## Exercise instructions
Below is a listing. Gather each line of it that contains "الحنبلي".

## Dataset

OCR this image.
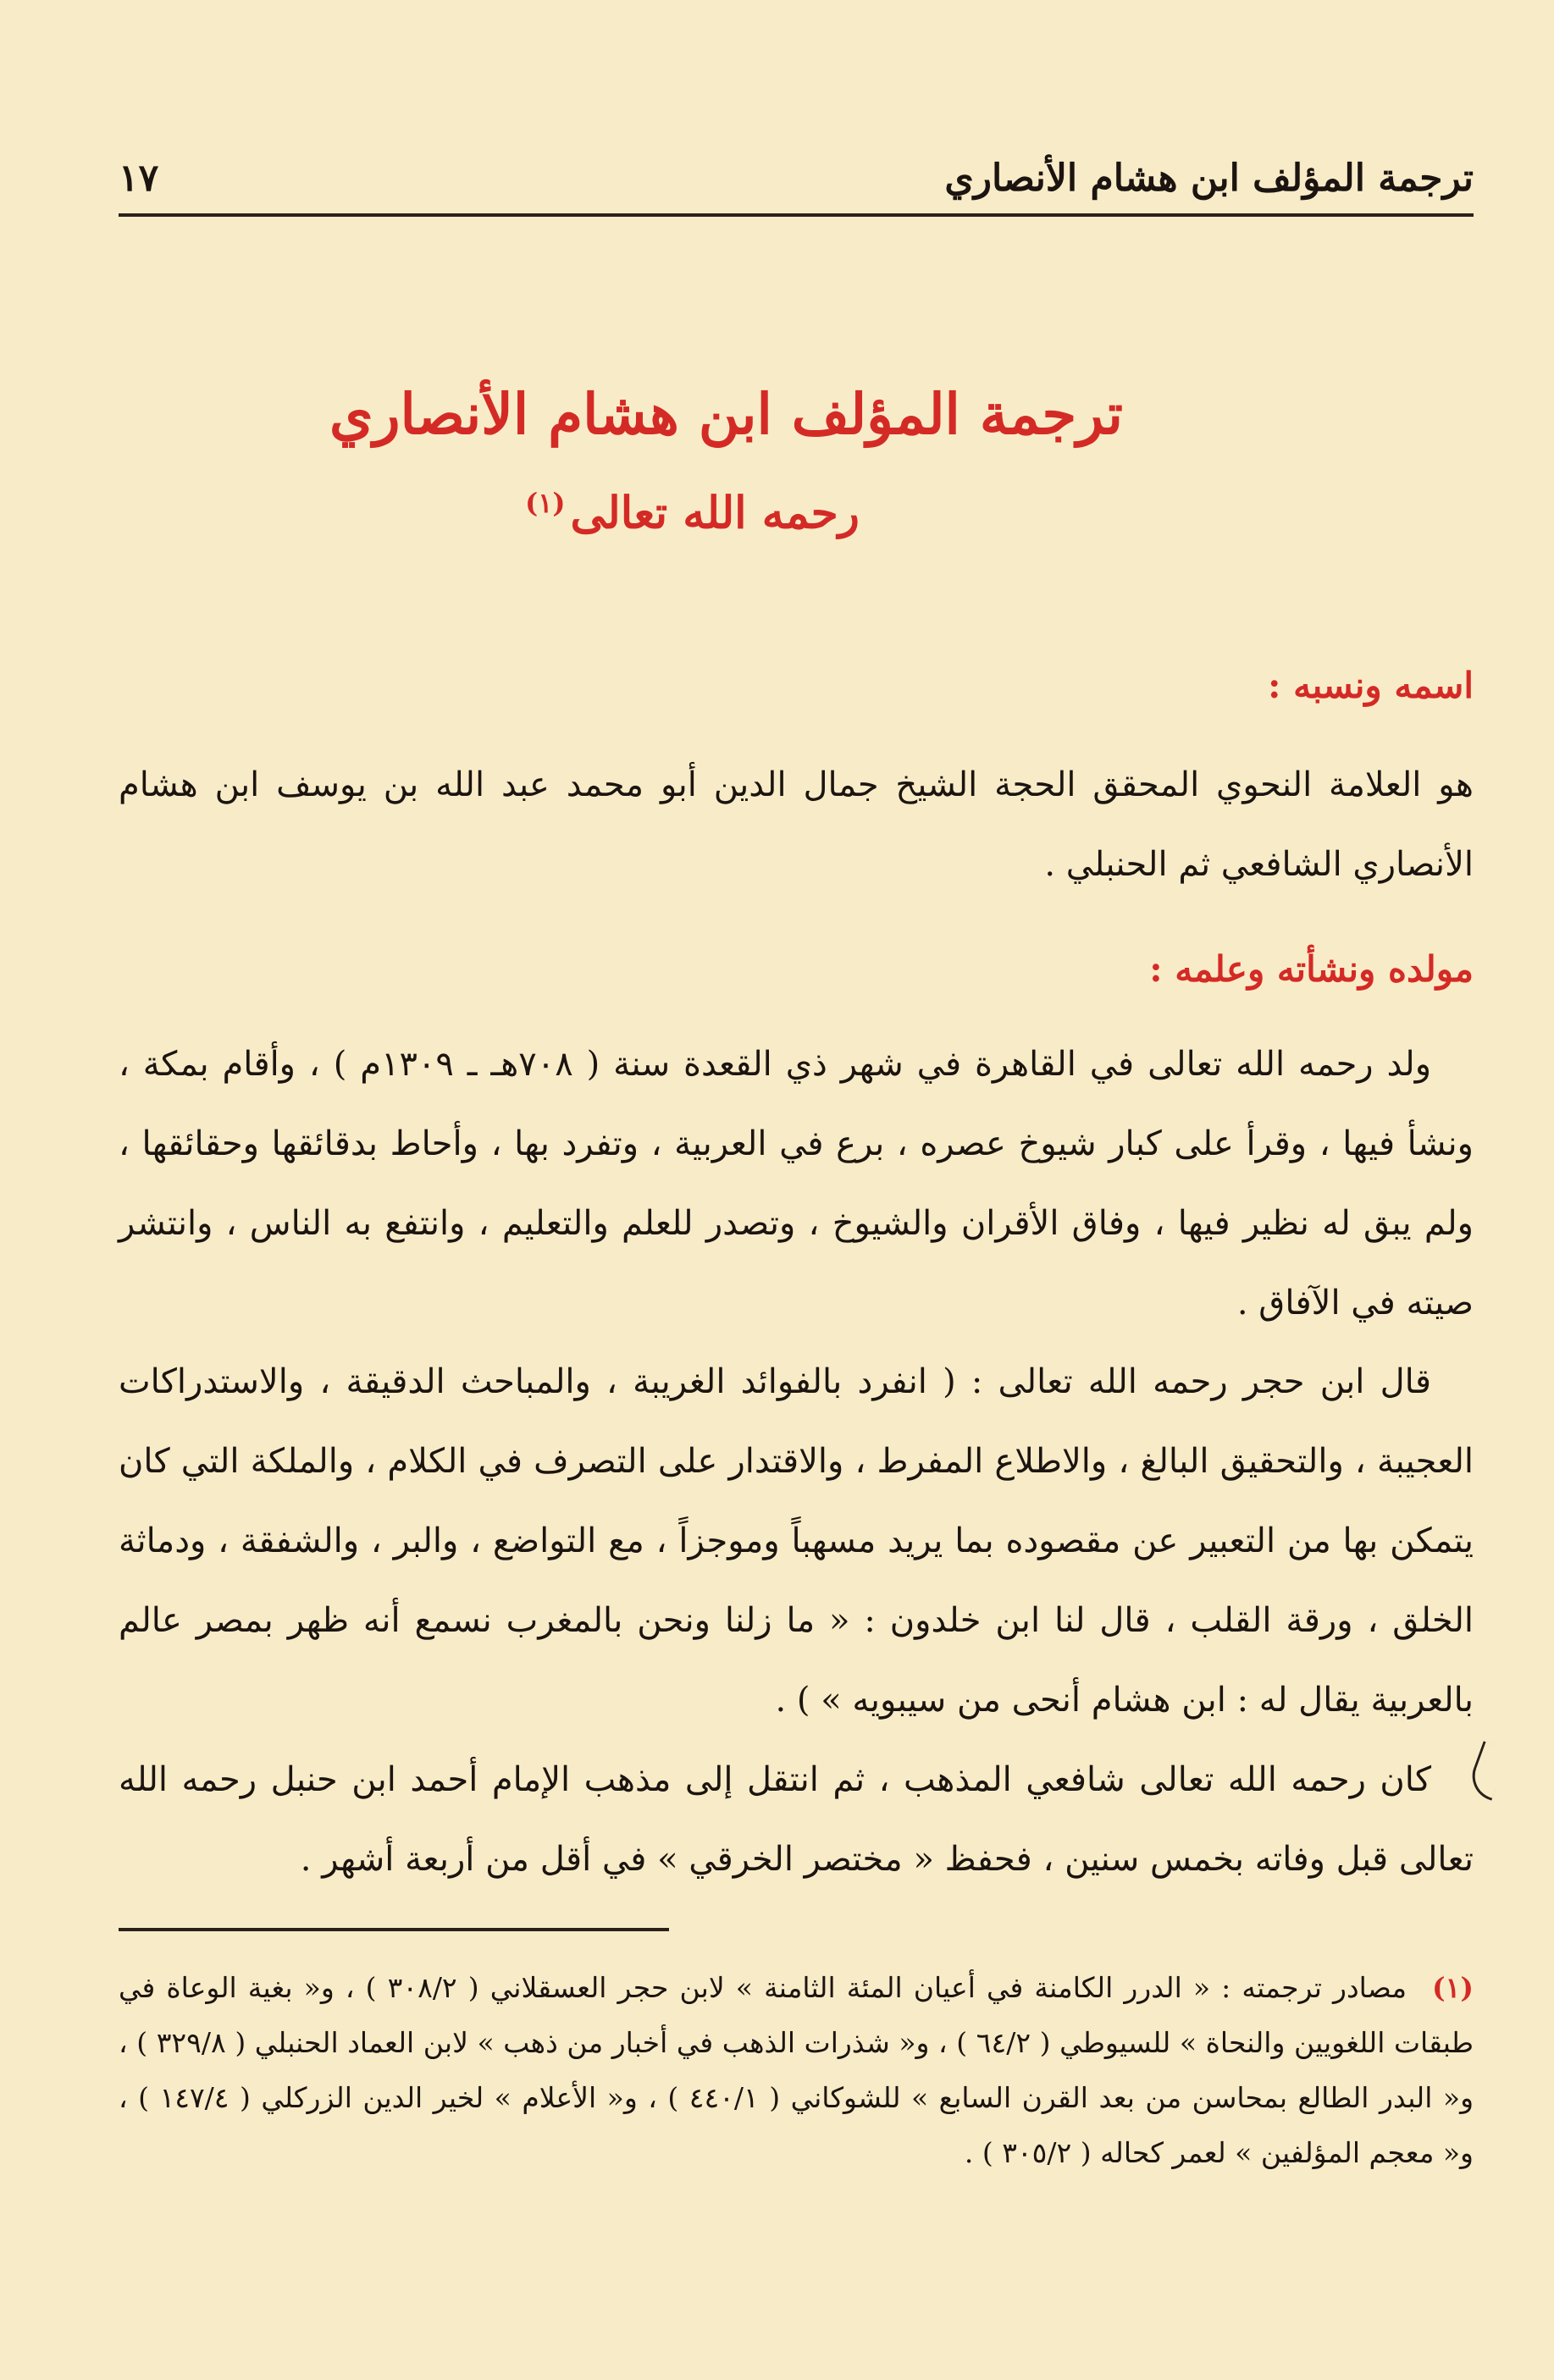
ترجمة المؤلف ابن هشام الأنصاري
١٧
ترجمة المؤلف ابن هشام الأنصاري
رحمه الله تعالى$^{(١)}$
اسمه ونسبه :
هو العلامة النحوي المحقق الحجة الشيخ جمال الدين أبو محمد عبد الله بن يوسف ابن هشام الأنصاري الشافعي ثم الحنبلي .
مولده ونشأته وعلمه :
ولد رحمه الله تعالى في القاهرة في شهر ذي القعدة سنة ( ٧٠٨هـ ـ ١٣٠٩م ) ، وأقام بمكة ، ونشأ فيها ، وقرأ على كبار شيوخ عصره ، برع في العربية ، وتفرد بها ، وأحاط بدقائقها وحقائقها ، ولم يبق له نظير فيها ، وفاق الأقران والشيوخ ، وتصدر للعلم والتعليم ، وانتفع به الناس ، وانتشر صيته في الآفاق .
قال ابن حجر رحمه الله تعالى : ( انفرد بالفوائد الغريبة ، والمباحث الدقيقة ، والاستدراكات العجيبة ، والتحقيق البالغ ، والاطلاع المفرط ، والاقتدار على التصرف في الكلام ، والملكة التي كان يتمكن بها من التعبير عن مقصوده بما يريد مسهباً وموجزاً ، مع التواضع ، والبر ، والشفقة ، ودماثة الخلق ، ورقة القلب ، قال لنا ابن خلدون : « ما زلنا ونحن بالمغرب نسمع أنه ظهر بمصر عالم بالعربية يقال له : ابن هشام أنحى من سيبويه » ) .
كان رحمه الله تعالى شافعي المذهب ، ثم انتقل إلى مذهب الإمام أحمد ابن حنبل رحمه الله تعالى قبل وفاته بخمس سنين ، فحفظ « مختصر الخرقي » في أقل من أربعة أشهر .
(١)مصادر ترجمته : « الدرر الكامنة في أعيان المئة الثامنة » لابن حجر العسقلاني ( ٣٠٨/٢ ) ، و« بغية الوعاة في طبقات اللغويين والنحاة » للسيوطي ( ٦٤/٢ ) ، و« شذرات الذهب في أخبار من ذهب » لابن العماد الحنبلي ( ٣٢٩/٨ ) ، و« البدر الطالع بمحاسن من بعد القرن السابع » للشوكاني ( ٤٤٠/١ ) ، و« الأعلام » لخير الدين الزركلي ( ١٤٧/٤ ) ، و« معجم المؤلفين » لعمر كحاله ( ٣٠٥/٢ ) .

## Solution to this problem
هو العلامة النحوي المحقق الحجة الشيخ جمال الدين أبو محمد عبد الله بن يوسف ابن هشام الأنصاري الشافعي ثم الحنبلي .
(١)مصادر ترجمته : « الدرر الكامنة في أعيان المئة الثامنة » لابن حجر العسقلاني ( ٣٠٨/٢ ) ، و« بغية الوعاة في طبقات اللغويين والنحاة » للسيوطي ( ٦٤/٢ ) ، و« شذرات الذهب في أخبار من ذهب » لابن العماد الحنبلي ( ٣٢٩/٨ ) ، و« البدر الطالع بمحاسن من بعد القرن السابع » للشوكاني ( ٤٤٠/١ ) ، و« الأعلام » لخير الدين الزركلي ( ١٤٧/٤ ) ، و« معجم المؤلفين » لعمر كحاله ( ٣٠٥/٢ ) .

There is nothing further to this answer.